DIRECTIVE
Extract each line from the entries below that has the string "JSON" in it.

RECORDS FOR THE TASK

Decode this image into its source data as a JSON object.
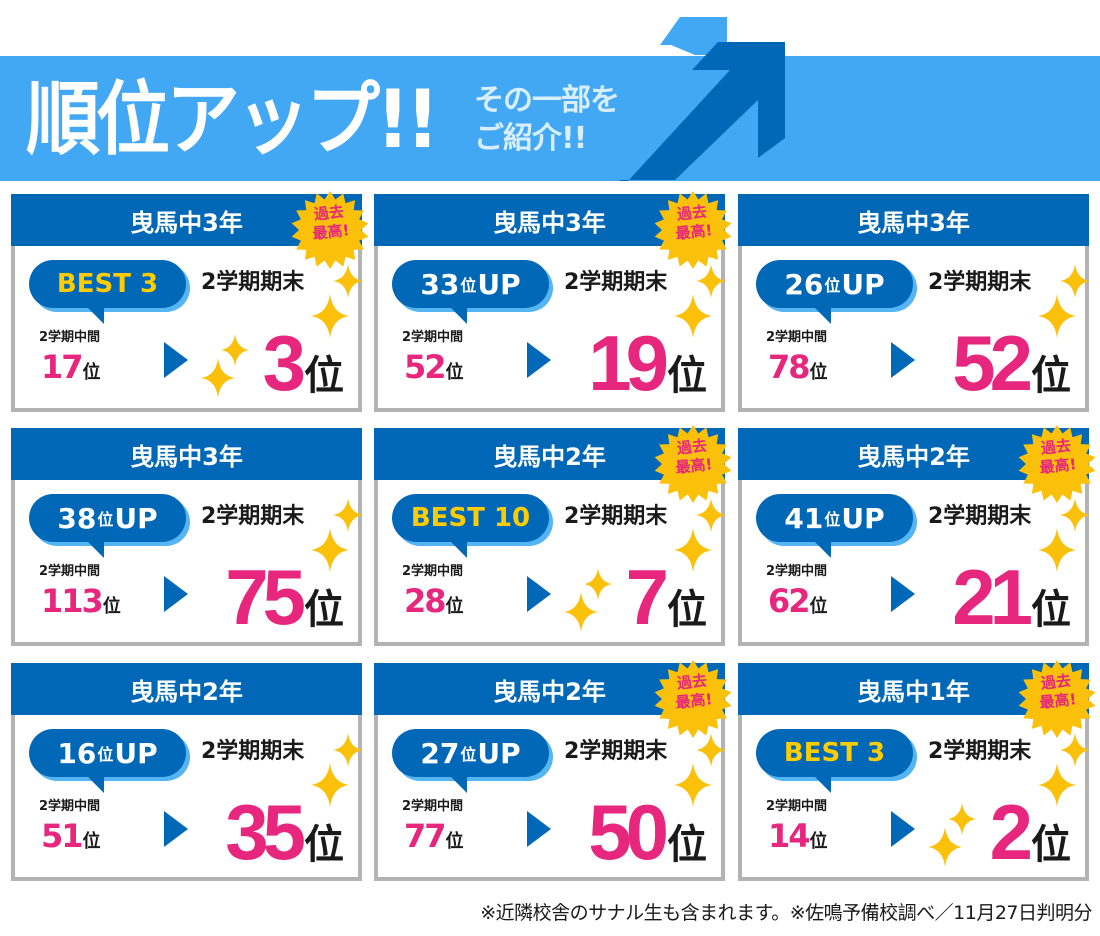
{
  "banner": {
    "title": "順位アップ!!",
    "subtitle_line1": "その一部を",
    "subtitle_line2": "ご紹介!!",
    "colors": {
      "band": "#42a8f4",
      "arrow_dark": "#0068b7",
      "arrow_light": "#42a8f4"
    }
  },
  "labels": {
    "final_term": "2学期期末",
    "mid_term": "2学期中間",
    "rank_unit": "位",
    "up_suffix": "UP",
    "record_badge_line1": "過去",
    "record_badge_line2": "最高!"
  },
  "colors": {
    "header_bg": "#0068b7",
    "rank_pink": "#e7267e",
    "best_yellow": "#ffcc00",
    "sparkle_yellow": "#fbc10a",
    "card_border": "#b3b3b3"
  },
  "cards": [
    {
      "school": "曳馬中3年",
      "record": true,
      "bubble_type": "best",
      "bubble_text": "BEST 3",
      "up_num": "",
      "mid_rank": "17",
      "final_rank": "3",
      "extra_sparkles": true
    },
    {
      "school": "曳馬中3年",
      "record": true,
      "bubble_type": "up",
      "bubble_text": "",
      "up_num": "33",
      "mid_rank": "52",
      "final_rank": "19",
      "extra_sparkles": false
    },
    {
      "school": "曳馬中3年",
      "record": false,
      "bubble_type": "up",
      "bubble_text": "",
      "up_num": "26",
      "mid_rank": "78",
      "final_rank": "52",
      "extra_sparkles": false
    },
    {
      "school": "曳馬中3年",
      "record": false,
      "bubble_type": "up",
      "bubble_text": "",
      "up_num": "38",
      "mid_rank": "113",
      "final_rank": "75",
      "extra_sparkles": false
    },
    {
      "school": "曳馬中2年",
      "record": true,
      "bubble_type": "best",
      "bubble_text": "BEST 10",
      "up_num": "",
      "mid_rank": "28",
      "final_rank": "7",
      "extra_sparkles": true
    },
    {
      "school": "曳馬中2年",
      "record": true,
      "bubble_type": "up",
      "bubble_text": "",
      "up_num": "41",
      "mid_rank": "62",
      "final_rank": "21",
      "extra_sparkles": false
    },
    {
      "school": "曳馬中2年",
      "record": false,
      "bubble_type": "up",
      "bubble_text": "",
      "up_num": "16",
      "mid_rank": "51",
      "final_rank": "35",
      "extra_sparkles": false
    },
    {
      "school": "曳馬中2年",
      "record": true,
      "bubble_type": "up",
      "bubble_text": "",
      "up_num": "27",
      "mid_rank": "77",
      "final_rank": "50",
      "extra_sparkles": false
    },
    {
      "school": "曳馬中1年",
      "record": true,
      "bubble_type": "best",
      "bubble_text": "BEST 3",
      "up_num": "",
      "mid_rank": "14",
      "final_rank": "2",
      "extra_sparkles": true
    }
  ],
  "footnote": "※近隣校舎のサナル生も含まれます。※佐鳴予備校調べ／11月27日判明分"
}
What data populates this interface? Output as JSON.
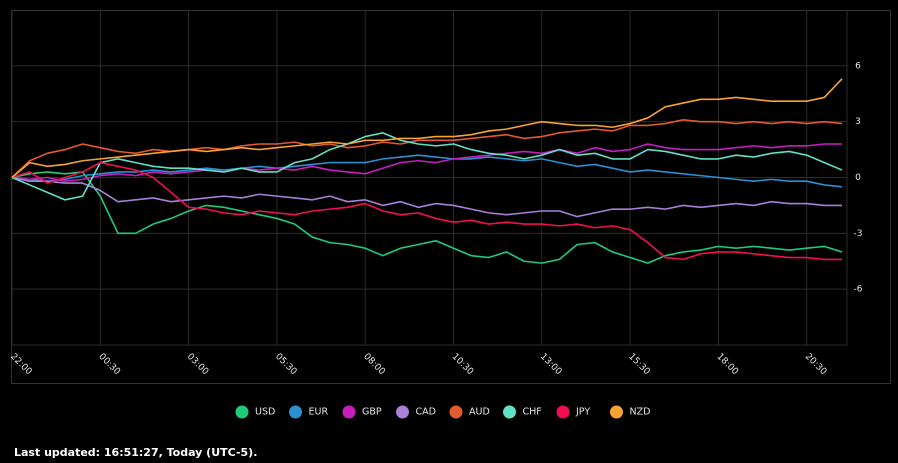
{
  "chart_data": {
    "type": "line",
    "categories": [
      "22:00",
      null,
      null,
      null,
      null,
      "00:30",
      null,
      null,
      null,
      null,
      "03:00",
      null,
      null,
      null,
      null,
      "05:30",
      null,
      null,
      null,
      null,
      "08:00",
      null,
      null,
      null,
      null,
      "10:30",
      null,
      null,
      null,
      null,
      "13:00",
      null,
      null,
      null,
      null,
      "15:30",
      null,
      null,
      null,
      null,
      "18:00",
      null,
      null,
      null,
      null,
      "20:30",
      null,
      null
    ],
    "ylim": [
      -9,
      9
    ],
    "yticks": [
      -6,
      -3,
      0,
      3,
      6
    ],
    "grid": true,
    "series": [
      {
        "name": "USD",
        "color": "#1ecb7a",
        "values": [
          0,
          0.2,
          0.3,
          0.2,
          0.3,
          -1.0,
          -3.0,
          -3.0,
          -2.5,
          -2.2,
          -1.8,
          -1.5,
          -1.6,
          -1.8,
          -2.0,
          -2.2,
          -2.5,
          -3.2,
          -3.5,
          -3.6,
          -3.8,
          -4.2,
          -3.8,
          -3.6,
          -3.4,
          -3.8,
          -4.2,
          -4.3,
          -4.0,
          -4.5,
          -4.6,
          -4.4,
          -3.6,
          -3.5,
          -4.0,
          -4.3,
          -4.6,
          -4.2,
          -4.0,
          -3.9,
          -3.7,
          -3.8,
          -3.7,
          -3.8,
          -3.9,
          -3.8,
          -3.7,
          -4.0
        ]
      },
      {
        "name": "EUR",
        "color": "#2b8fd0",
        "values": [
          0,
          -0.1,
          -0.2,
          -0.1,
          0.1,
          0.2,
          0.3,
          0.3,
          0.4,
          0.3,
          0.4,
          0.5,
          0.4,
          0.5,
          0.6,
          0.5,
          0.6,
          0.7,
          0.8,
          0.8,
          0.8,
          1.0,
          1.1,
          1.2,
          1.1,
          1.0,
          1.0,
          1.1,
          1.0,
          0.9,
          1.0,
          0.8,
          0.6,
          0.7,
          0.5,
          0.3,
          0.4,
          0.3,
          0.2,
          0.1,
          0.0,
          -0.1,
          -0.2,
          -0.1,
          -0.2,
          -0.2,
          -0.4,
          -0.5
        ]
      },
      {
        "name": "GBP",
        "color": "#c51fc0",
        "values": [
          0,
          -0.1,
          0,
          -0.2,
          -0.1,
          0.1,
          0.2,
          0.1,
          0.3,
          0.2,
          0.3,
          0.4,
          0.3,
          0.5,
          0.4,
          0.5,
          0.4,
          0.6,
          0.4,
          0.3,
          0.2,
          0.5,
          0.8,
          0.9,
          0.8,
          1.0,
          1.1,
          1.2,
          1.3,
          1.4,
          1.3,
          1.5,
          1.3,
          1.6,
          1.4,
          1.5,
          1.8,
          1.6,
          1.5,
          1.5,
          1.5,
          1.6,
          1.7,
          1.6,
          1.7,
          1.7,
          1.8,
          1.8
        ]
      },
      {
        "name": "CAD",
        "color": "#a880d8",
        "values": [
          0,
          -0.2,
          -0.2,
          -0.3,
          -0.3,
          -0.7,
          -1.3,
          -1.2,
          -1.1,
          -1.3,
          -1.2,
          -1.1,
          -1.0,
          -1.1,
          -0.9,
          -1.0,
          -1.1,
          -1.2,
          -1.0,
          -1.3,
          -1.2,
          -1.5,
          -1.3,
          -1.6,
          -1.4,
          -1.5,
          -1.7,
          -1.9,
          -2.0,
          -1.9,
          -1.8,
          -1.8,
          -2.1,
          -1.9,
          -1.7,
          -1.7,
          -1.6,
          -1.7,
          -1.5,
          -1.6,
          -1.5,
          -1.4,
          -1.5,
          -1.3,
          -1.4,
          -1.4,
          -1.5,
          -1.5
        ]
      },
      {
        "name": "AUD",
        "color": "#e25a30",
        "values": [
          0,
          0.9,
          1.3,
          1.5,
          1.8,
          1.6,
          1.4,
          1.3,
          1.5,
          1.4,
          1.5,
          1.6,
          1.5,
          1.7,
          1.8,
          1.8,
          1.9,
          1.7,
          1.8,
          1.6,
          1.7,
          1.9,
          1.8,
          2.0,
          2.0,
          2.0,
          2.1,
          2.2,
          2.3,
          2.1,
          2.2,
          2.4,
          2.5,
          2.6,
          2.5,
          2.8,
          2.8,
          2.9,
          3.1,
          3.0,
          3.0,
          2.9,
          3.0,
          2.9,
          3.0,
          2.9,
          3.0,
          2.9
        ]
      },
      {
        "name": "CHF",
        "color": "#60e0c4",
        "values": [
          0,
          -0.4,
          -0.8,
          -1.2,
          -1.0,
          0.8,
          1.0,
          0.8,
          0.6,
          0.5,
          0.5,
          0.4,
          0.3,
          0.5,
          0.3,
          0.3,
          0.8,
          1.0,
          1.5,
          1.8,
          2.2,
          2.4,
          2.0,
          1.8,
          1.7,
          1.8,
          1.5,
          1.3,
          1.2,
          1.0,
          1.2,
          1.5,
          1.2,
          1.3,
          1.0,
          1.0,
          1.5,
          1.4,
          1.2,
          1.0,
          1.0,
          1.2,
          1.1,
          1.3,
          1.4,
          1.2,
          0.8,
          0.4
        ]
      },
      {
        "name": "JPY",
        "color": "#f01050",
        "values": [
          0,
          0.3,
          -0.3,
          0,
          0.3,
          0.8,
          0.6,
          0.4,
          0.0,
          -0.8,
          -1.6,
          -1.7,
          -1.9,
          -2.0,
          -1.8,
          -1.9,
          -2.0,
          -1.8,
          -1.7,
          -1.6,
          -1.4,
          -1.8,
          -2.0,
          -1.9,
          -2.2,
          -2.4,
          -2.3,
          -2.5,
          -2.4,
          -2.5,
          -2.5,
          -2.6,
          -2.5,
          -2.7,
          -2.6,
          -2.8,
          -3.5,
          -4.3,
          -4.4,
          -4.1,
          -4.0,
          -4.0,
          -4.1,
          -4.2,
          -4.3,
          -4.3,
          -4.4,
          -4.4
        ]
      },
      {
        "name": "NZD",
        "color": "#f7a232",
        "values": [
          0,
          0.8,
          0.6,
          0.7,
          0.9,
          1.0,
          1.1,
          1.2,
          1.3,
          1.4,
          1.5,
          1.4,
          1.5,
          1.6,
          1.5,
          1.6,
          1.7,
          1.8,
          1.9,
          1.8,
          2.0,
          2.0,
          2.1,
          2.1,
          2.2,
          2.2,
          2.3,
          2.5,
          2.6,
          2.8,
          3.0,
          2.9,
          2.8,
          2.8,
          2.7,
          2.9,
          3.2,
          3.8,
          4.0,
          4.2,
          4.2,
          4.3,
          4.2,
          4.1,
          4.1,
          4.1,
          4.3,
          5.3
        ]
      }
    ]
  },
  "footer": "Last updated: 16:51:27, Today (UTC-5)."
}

EXERCISE RESULT
Decode this image into its source data as a JSON object.
What data populates this interface? Output as JSON.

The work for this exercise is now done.